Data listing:
- - - -

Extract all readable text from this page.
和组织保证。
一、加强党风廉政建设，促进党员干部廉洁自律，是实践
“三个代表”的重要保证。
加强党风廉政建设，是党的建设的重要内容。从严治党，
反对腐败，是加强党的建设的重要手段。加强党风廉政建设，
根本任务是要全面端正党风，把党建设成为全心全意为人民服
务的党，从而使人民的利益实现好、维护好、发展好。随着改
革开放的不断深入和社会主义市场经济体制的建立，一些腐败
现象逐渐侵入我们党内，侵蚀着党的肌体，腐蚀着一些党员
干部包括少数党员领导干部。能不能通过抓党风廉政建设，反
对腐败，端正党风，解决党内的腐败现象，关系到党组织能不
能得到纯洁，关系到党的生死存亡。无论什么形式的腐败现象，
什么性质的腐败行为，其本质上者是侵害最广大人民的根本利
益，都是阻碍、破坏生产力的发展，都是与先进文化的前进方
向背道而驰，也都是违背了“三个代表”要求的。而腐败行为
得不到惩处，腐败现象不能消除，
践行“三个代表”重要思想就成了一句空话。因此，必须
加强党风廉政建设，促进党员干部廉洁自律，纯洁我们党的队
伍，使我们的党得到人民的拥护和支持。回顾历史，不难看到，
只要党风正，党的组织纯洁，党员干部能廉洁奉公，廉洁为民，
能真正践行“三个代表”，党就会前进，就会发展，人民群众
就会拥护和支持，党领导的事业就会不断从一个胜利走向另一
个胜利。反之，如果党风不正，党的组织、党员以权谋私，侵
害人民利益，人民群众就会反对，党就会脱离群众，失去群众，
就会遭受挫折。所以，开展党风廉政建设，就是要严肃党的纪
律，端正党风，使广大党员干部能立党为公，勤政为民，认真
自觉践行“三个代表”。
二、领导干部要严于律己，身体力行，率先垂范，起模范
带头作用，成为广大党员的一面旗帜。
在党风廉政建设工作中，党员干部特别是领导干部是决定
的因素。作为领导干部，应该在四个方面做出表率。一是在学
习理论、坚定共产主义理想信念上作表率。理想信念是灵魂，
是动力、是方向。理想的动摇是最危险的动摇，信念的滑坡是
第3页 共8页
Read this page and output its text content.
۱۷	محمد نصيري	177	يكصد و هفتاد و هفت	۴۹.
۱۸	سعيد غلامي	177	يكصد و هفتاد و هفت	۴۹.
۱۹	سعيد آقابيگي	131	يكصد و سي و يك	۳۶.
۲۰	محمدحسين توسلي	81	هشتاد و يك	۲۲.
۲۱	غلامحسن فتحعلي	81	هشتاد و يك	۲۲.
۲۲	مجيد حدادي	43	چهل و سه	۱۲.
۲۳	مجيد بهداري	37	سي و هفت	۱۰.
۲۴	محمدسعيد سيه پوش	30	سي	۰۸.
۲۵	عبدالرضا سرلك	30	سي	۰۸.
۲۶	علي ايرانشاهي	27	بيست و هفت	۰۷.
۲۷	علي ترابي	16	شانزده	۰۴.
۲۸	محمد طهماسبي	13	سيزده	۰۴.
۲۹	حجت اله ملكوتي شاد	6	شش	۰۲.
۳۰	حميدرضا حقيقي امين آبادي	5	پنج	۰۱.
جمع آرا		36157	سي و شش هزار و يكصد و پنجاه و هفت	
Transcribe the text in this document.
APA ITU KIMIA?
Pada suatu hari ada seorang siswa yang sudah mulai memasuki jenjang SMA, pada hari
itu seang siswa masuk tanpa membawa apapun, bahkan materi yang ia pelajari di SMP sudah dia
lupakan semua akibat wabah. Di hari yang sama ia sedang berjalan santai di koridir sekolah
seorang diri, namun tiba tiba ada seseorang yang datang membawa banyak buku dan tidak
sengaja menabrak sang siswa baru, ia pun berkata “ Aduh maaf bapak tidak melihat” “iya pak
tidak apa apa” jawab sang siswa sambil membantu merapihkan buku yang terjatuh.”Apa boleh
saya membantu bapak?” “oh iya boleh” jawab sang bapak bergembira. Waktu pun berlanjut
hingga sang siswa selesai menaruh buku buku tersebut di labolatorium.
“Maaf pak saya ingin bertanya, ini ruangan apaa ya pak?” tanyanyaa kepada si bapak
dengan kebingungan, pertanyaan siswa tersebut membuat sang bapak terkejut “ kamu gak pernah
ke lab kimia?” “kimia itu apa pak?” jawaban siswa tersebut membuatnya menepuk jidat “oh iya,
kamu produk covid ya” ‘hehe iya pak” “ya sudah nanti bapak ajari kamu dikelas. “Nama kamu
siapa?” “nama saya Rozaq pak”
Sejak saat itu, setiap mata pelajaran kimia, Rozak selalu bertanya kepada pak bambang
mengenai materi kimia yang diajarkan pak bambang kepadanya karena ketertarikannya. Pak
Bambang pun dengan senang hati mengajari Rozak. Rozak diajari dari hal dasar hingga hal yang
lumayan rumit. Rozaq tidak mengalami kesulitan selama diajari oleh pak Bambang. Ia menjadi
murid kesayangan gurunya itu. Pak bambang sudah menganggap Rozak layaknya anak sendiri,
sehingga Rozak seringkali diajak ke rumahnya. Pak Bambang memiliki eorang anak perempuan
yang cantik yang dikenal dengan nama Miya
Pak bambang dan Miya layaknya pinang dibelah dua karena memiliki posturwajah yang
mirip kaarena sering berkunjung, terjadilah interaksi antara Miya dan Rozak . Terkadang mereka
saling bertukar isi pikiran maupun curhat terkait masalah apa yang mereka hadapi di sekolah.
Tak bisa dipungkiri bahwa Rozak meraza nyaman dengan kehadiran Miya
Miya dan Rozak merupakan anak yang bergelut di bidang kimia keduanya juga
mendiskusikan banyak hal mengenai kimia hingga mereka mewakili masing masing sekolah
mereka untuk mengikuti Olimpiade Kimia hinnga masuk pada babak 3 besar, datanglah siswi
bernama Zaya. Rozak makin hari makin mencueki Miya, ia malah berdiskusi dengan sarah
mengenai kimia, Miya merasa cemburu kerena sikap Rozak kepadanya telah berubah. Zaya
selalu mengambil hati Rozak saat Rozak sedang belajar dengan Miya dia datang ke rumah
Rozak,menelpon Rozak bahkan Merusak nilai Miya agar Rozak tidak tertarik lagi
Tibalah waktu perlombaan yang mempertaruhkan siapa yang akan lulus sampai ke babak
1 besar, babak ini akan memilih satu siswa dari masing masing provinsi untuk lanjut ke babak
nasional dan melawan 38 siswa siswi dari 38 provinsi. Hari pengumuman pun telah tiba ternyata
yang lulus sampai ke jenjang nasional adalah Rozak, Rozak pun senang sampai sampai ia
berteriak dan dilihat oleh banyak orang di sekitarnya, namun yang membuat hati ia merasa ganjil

- - - -

**WRITTEN PROBLEM**
Write the material out exactly, with nothing left out.

**TASK OUTPUT**
Extract all readable text from this page.
和组织保证。
一、加强党风廉政建设，促进党员干部廉洁自律，是实践
“三个代表”的重要保证。
加强党风廉政建设，是党的建设的重要内容。从严治党，
反对腐败，是加强党的建设的重要手段。加强党风廉政建设，
根本任务是要全面端正党风，把党建设成为全心全意为人民服
务的党，从而使人民的利益实现好、维护好、发展好。随着改
革开放的不断深入和社会主义市场经济体制的建立，一些腐败
现象逐渐侵入我们党内，侵蚀着党的肌体，腐蚀着一些党员
干部包括少数党员领导干部。能不能通过抓党风廉政建设，反
对腐败，端正党风，解决党内的腐败现象，关系到党组织能不
能得到纯洁，关系到党的生死存亡。无论什么形式的腐败现象，
什么性质的腐败行为，其本质上者是侵害最广大人民的根本利
益，都是阻碍、破坏生产力的发展，都是与先进文化的前进方
向背道而驰，也都是违背了“三个代表”要求的。而腐败行为
得不到惩处，腐败现象不能消除，
践行“三个代表”重要思想就成了一句空话。因此，必须
加强党风廉政建设，促进党员干部廉洁自律，纯洁我们党的队
伍，使我们的党得到人民的拥护和支持。回顾历史，不难看到，
只要党风正，党的组织纯洁，党员干部能廉洁奉公，廉洁为民，
能真正践行“三个代表”，党就会前进，就会发展，人民群众
就会拥护和支持，党领导的事业就会不断从一个胜利走向另一
个胜利。反之，如果党风不正，党的组织、党员以权谋私，侵
害人民利益，人民群众就会反对，党就会脱离群众，失去群众，
就会遭受挫折。所以，开展党风廉政建设，就是要严肃党的纪
律，端正党风，使广大党员干部能立党为公，勤政为民，认真
自觉践行“三个代表”。
二、领导干部要严于律己，身体力行，率先垂范，起模范
带头作用，成为广大党员的一面旗帜。
在党风廉政建设工作中，党员干部特别是领导干部是决定
的因素。作为领导干部，应该在四个方面做出表率。一是在学
习理论、坚定共产主义理想信念上作表率。理想信念是灵魂，
是动力、是方向。理想的动摇是最危险的动摇，信念的滑坡是
第3页 共8页
Read this page and output its text content.
۱۷	محمد نصيري	177	يكصد و هفتاد و هفت	۴۹.
۱۸	سعيد غلامي	177	يكصد و هفتاد و هفت	۴۹.
۱۹	سعيد آقابيگي	131	يكصد و سي و يك	۳۶.
۲۰	محمدحسين توسلي	81	هشتاد و يك	۲۲.
۲۱	غلامحسن فتحعلي	81	هشتاد و يك	۲۲.
۲۲	مجيد حدادي	43	چهل و سه	۱۲.
۲۳	مجيد بهداري	37	سي و هفت	۱۰.
۲۴	محمدسعيد سيه پوش	30	سي	۰۸.
۲۵	عبدالرضا سرلك	30	سي	۰۸.
۲۶	علي ايرانشاهي	27	بيست و هفت	۰۷.
۲۷	علي ترابي	16	شانزده	۰۴.
۲۸	محمد طهماسبي	13	سيزده	۰۴.
۲۹	حجت اله ملكوتي شاد	6	شش	۰۲.
۳۰	حميدرضا حقيقي امين آبادي	5	پنج	۰۱.
جمع آرا		36157	سي و شش هزار و يكصد و پنجاه و هفت	
Transcribe the text in this document.
APA ITU KIMIA?
Pada suatu hari ada seorang siswa yang sudah mulai memasuki jenjang SMA, pada hari
itu seang siswa masuk tanpa membawa apapun, bahkan materi yang ia pelajari di SMP sudah dia
lupakan semua akibat wabah. Di hari yang sama ia sedang berjalan santai di koridir sekolah
seorang diri, namun tiba tiba ada seseorang yang datang membawa banyak buku dan tidak
sengaja menabrak sang siswa baru, ia pun berkata “ Aduh maaf bapak tidak melihat” “iya pak
tidak apa apa” jawab sang siswa sambil membantu merapihkan buku yang terjatuh.”Apa boleh
saya membantu bapak?” “oh iya boleh” jawab sang bapak bergembira. Waktu pun berlanjut
hingga sang siswa selesai menaruh buku buku tersebut di labolatorium.
“Maaf pak saya ingin bertanya, ini ruangan apaa ya pak?” tanyanyaa kepada si bapak
dengan kebingungan, pertanyaan siswa tersebut membuat sang bapak terkejut “ kamu gak pernah
ke lab kimia?” “kimia itu apa pak?” jawaban siswa tersebut membuatnya menepuk jidat “oh iya,
kamu produk covid ya” ‘hehe iya pak” “ya sudah nanti bapak ajari kamu dikelas. “Nama kamu
siapa?” “nama saya Rozaq pak”
Sejak saat itu, setiap mata pelajaran kimia, Rozak selalu bertanya kepada pak bambang
mengenai materi kimia yang diajarkan pak bambang kepadanya karena ketertarikannya. Pak
Bambang pun dengan senang hati mengajari Rozak. Rozak diajari dari hal dasar hingga hal yang
lumayan rumit. Rozaq tidak mengalami kesulitan selama diajari oleh pak Bambang. Ia menjadi
murid kesayangan gurunya itu. Pak bambang sudah menganggap Rozak layaknya anak sendiri,
sehingga Rozak seringkali diajak ke rumahnya. Pak Bambang memiliki eorang anak perempuan
yang cantik yang dikenal dengan nama Miya
Pak bambang dan Miya layaknya pinang dibelah dua karena memiliki posturwajah yang
mirip kaarena sering berkunjung, terjadilah interaksi antara Miya dan Rozak . Terkadang mereka
saling bertukar isi pikiran maupun curhat terkait masalah apa yang mereka hadapi di sekolah.
Tak bisa dipungkiri bahwa Rozak meraza nyaman dengan kehadiran Miya
Miya dan Rozak merupakan anak yang bergelut di bidang kimia keduanya juga
mendiskusikan banyak hal mengenai kimia hingga mereka mewakili masing masing sekolah
mereka untuk mengikuti Olimpiade Kimia hinnga masuk pada babak 3 besar, datanglah siswi
bernama Zaya. Rozak makin hari makin mencueki Miya, ia malah berdiskusi dengan sarah
mengenai kimia, Miya merasa cemburu kerena sikap Rozak kepadanya telah berubah. Zaya
selalu mengambil hati Rozak saat Rozak sedang belajar dengan Miya dia datang ke rumah
Rozak,menelpon Rozak bahkan Merusak nilai Miya agar Rozak tidak tertarik lagi
Tibalah waktu perlombaan yang mempertaruhkan siapa yang akan lulus sampai ke babak
1 besar, babak ini akan memilih satu siswa dari masing masing provinsi untuk lanjut ke babak
nasional dan melawan 38 siswa siswi dari 38 provinsi. Hari pengumuman pun telah tiba ternyata
yang lulus sampai ke jenjang nasional adalah Rozak, Rozak pun senang sampai sampai ia
berteriak dan dilihat oleh banyak orang di sekitarnya, namun yang membuat hati ia merasa ganjil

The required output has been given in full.